Entries taken from a collection
·····

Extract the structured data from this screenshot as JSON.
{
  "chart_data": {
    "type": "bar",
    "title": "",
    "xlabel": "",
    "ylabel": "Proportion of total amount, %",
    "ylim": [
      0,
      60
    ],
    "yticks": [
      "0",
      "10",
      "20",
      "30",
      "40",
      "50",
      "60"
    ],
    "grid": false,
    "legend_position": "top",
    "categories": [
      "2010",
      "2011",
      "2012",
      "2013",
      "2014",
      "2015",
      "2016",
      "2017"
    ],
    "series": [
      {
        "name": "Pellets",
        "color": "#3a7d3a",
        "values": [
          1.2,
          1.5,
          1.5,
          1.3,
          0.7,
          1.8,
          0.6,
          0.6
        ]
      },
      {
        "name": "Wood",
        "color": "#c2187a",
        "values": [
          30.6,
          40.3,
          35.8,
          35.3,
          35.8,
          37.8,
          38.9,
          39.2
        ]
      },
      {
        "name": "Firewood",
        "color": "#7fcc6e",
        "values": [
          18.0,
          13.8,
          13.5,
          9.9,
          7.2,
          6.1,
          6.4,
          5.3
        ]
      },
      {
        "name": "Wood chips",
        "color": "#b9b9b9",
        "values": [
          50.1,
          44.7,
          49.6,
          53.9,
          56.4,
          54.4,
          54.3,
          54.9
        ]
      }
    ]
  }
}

·····

● Exercise brief:
All of the entries above should be written out again exactly.

● Task answer:
Extract the structured data from this screenshot as JSON.
{
  "chart_data": {
    "type": "bar",
    "title": "",
    "xlabel": "",
    "ylabel": "Proportion of total amount, %",
    "ylim": [
      0,
      60
    ],
    "yticks": [
      "0",
      "10",
      "20",
      "30",
      "40",
      "50",
      "60"
    ],
    "grid": false,
    "legend_position": "top",
    "categories": [
      "2010",
      "2011",
      "2012",
      "2013",
      "2014",
      "2015",
      "2016",
      "2017"
    ],
    "series": [
      {
        "name": "Pellets",
        "color": "#3a7d3a",
        "values": [
          1.2,
          1.5,
          1.5,
          1.3,
          0.7,
          1.8,
          0.6,
          0.6
        ]
      },
      {
        "name": "Wood",
        "color": "#c2187a",
        "values": [
          30.6,
          40.3,
          35.8,
          35.3,
          35.8,
          37.8,
          38.9,
          39.2
        ]
      },
      {
        "name": "Firewood",
        "color": "#7fcc6e",
        "values": [
          18.0,
          13.8,
          13.5,
          9.9,
          7.2,
          6.1,
          6.4,
          5.3
        ]
      },
      {
        "name": "Wood chips",
        "color": "#b9b9b9",
        "values": [
          50.1,
          44.7,
          49.6,
          53.9,
          56.4,
          54.4,
          54.3,
          54.9
        ]
      }
    ]
  }
}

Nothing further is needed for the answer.